Stated problem » Write out the listing below again, precisely as it is given.

Extracted records »

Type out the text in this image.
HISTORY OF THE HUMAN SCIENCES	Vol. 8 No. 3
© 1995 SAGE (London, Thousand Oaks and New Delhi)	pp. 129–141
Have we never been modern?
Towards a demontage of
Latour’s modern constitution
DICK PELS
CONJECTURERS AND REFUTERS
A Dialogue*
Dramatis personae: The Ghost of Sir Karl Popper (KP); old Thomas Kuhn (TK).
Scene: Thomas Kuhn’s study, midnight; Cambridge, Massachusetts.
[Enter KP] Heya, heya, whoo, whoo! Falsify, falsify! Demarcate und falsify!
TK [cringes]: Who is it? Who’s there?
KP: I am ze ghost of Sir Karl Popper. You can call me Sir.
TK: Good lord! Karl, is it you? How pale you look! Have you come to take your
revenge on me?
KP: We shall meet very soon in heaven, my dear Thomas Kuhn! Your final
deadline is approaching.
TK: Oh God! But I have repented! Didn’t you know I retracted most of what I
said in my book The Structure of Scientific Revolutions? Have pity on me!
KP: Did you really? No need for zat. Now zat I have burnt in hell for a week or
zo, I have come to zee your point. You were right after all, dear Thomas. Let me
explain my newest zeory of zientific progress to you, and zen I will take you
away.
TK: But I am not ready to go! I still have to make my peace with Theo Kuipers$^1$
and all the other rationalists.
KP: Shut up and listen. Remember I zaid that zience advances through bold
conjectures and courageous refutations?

Written reply »
Type out the text in this image.
HISTORY OF THE HUMAN SCIENCES	Vol. 8 No. 3
© 1995 SAGE (London, Thousand Oaks and New Delhi)	pp. 129–141
Have we never been modern?
Towards a demontage of
Latour’s modern constitution
DICK PELS
CONJECTURERS AND REFUTERS
A Dialogue*
Dramatis personae: The Ghost of Sir Karl Popper (KP); old Thomas Kuhn (TK).
Scene: Thomas Kuhn’s study, midnight; Cambridge, Massachusetts.
[Enter KP] Heya, heya, whoo, whoo! Falsify, falsify! Demarcate und falsify!
TK [cringes]: Who is it? Who’s there?
KP: I am ze ghost of Sir Karl Popper. You can call me Sir.
TK: Good lord! Karl, is it you? How pale you look! Have you come to take your
revenge on me?
KP: We shall meet very soon in heaven, my dear Thomas Kuhn! Your final
deadline is approaching.
TK: Oh God! But I have repented! Didn’t you know I retracted most of what I
said in my book The Structure of Scientific Revolutions? Have pity on me!
KP: Did you really? No need for zat. Now zat I have burnt in hell for a week or
zo, I have come to zee your point. You were right after all, dear Thomas. Let me
explain my newest zeory of zientific progress to you, and zen I will take you
away.
TK: But I am not ready to go! I still have to make my peace with Theo Kuipers$^1$
and all the other rationalists.
KP: Shut up and listen. Remember I zaid that zience advances through bold
conjectures and courageous refutations?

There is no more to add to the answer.